- [Problem requirements]: Restate the data below word for word. Skip any images it contains.

- [Entries supplied]:
* START *

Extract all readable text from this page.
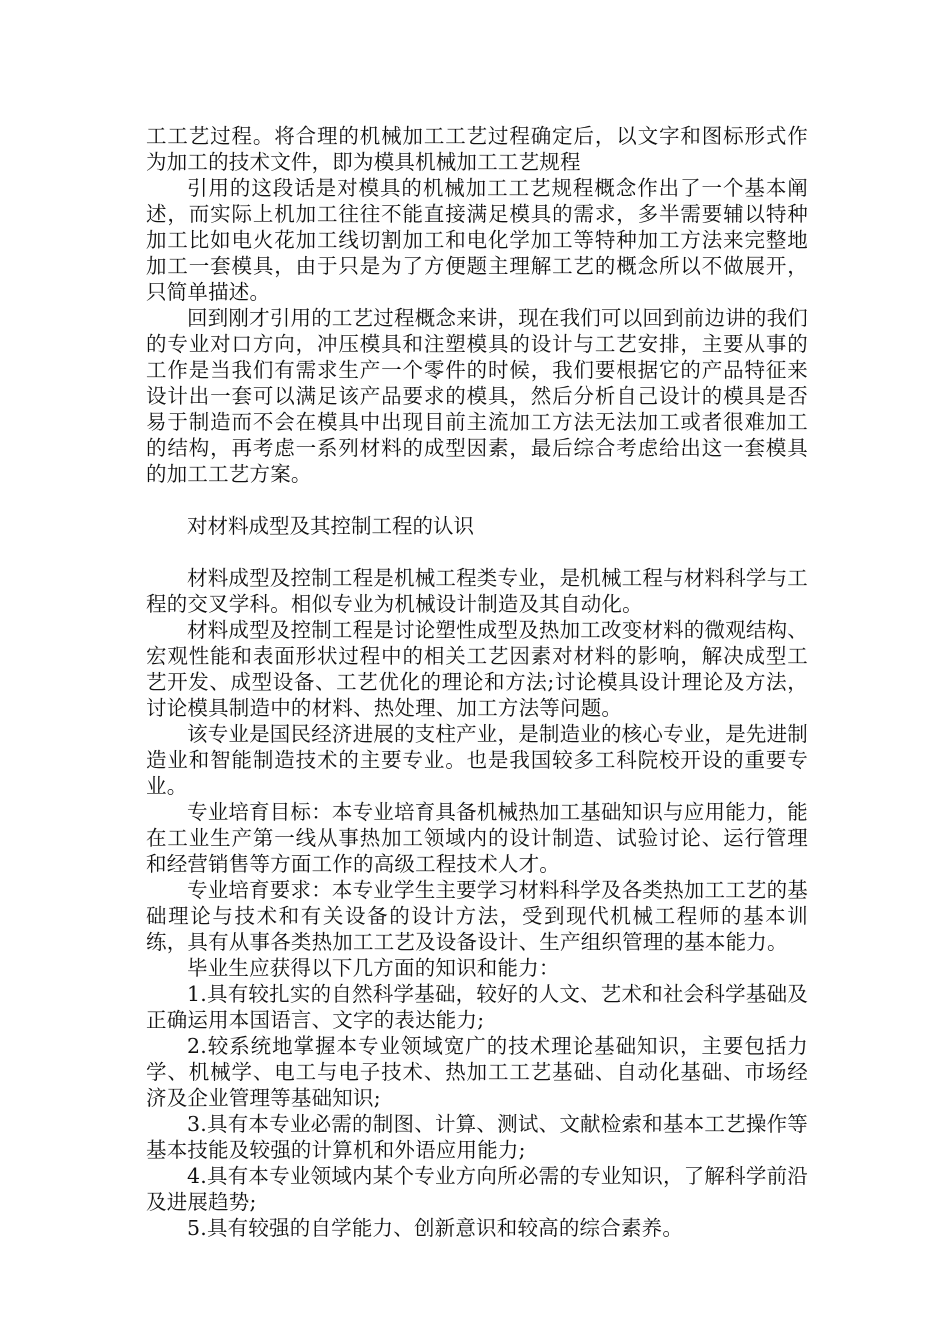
工工艺过程。将合理的机械加工工艺过程确定后，以文字和图标形式作为加工的技术文件，即为模具机械加工工艺规程

引用的这段话是对模具的机械加工工艺规程概念作出了一个基本阐述，而实际上机加工往往不能直接满足模具的需求，多半需要辅以特种加工比如电火花加工线切割加工和电化学加工等特种加工方法来完整地加工一套模具，由于只是为了方便题主理解工艺的概念所以不做展开，只简单描述。

回到刚才引用的工艺过程概念来讲，现在我们可以回到前边讲的我们的专业对口方向，冲压模具和注塑模具的设计与工艺安排，主要从事的工作是当我们有需求生产一个零件的时候，我们要根据它的产品特征来设计出一套可以满足该产品要求的模具，然后分析自己设计的模具是否易于制造而不会在模具中出现目前主流加工方法无法加工或者很难加工的结构，再考虑一系列材料的成型因素，最后综合考虑给出这一套模具的加工工艺方案。

对材料成型及其控制工程的认识

材料成型及控制工程是机械工程类专业，是机械工程与材料科学与工程的交叉学科。相似专业为机械设计制造及其自动化。

材料成型及控制工程是讨论塑性成型及热加工改变材料的微观结构、宏观性能和表面形状过程中的相关工艺因素对材料的影响，解决成型工艺开发、成型设备、工艺优化的理论和方法;讨论模具设计理论及方法，讨论模具制造中的材料、热处理、加工方法等问题。

该专业是国民经济进展的支柱产业，是制造业的核心专业，是先进制造业和智能制造技术的主要专业。也是我国较多工科院校开设的重要专业。

专业培育目标：本专业培育具备机械热加工基础知识与应用能力，能在工业生产第一线从事热加工领域内的设计制造、试验讨论、运行管理和经营销售等方面工作的高级工程技术人才。

专业培育要求：本专业学生主要学习材料科学及各类热加工工艺的基础理论与技术和有关设备的设计方法，受到现代机械工程师的基本训练，具有从事各类热加工工艺及设备设计、生产组织管理的基本能力。

毕业生应获得以下几方面的知识和能力：

1.具有较扎实的自然科学基础，较好的人文、艺术和社会科学基础及正确运用本国语言、文字的表达能力;

2.较系统地掌握本专业领域宽广的技术理论基础知识，主要包括力学、机械学、电工与电子技术、热加工工艺基础、自动化基础、市场经济及企业管理等基础知识;

3.具有本专业必需的制图、计算、测试、文献检索和基本工艺操作等基本技能及较强的计算机和外语应用能力;

4.具有本专业领域内某个专业方向所必需的专业知识，了解科学前沿及进展趋势;

5.具有较强的自学能力、创新意识和较高的综合素养。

* END *

- [Written answer]:
Extract all readable text from this page.
工工艺过程。将合理的机械加工工艺过程确定后，以文字和图标形式作为加工的技术文件，即为模具机械加工工艺规程

引用的这段话是对模具的机械加工工艺规程概念作出了一个基本阐述，而实际上机加工往往不能直接满足模具的需求，多半需要辅以特种加工比如电火花加工线切割加工和电化学加工等特种加工方法来完整地加工一套模具，由于只是为了方便题主理解工艺的概念所以不做展开，只简单描述。

回到刚才引用的工艺过程概念来讲，现在我们可以回到前边讲的我们的专业对口方向，冲压模具和注塑模具的设计与工艺安排，主要从事的工作是当我们有需求生产一个零件的时候，我们要根据它的产品特征来设计出一套可以满足该产品要求的模具，然后分析自己设计的模具是否易于制造而不会在模具中出现目前主流加工方法无法加工或者很难加工的结构，再考虑一系列材料的成型因素，最后综合考虑给出这一套模具的加工工艺方案。

对材料成型及其控制工程的认识

材料成型及控制工程是机械工程类专业，是机械工程与材料科学与工程的交叉学科。相似专业为机械设计制造及其自动化。

材料成型及控制工程是讨论塑性成型及热加工改变材料的微观结构、宏观性能和表面形状过程中的相关工艺因素对材料的影响，解决成型工艺开发、成型设备、工艺优化的理论和方法;讨论模具设计理论及方法，讨论模具制造中的材料、热处理、加工方法等问题。

该专业是国民经济进展的支柱产业，是制造业的核心专业，是先进制造业和智能制造技术的主要专业。也是我国较多工科院校开设的重要专业。

专业培育目标：本专业培育具备机械热加工基础知识与应用能力，能在工业生产第一线从事热加工领域内的设计制造、试验讨论、运行管理和经营销售等方面工作的高级工程技术人才。

专业培育要求：本专业学生主要学习材料科学及各类热加工工艺的基础理论与技术和有关设备的设计方法，受到现代机械工程师的基本训练，具有从事各类热加工工艺及设备设计、生产组织管理的基本能力。

毕业生应获得以下几方面的知识和能力：

1.具有较扎实的自然科学基础，较好的人文、艺术和社会科学基础及正确运用本国语言、文字的表达能力;

2.较系统地掌握本专业领域宽广的技术理论基础知识，主要包括力学、机械学、电工与电子技术、热加工工艺基础、自动化基础、市场经济及企业管理等基础知识;

3.具有本专业必需的制图、计算、测试、文献检索和基本工艺操作等基本技能及较强的计算机和外语应用能力;

4.具有本专业领域内某个专业方向所必需的专业知识，了解科学前沿及进展趋势;

5.具有较强的自学能力、创新意识和较高的综合素养。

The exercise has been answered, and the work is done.